• SHORT PROBLEM: Copy out the lines that have "background" in them.

[Dataset records]
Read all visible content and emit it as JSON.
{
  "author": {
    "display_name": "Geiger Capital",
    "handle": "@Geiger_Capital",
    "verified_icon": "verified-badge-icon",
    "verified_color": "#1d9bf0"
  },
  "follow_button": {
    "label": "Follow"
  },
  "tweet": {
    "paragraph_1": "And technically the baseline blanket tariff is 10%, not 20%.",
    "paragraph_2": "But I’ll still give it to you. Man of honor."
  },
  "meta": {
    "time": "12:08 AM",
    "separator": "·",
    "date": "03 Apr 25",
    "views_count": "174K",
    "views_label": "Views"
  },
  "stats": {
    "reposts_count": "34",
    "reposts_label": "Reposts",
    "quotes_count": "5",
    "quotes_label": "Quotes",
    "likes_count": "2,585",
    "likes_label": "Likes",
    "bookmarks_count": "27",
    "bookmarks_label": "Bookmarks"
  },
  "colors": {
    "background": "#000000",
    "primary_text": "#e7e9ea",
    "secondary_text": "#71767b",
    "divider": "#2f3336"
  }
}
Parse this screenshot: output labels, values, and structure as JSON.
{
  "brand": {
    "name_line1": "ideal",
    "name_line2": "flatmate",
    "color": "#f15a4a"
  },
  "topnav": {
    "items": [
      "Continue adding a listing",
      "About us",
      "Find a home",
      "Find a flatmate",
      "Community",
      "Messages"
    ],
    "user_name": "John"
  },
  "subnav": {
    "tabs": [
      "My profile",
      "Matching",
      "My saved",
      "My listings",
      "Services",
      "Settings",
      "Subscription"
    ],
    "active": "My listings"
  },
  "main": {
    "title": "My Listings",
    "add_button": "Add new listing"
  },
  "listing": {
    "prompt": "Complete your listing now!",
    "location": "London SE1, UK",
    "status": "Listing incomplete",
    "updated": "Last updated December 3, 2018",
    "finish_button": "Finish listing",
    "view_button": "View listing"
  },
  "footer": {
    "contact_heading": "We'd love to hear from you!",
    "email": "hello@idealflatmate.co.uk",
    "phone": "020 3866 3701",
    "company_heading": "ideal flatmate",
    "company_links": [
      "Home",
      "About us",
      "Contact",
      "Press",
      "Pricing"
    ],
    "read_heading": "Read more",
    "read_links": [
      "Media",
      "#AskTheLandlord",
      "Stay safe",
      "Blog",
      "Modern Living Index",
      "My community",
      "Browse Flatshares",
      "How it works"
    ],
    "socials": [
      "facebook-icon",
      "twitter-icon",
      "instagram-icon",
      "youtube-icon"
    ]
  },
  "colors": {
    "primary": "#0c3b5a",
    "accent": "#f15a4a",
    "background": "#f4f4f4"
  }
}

• RESPONSE TO THIS TASK:
    "background": "#000000",
    "background": "#f4f4f4"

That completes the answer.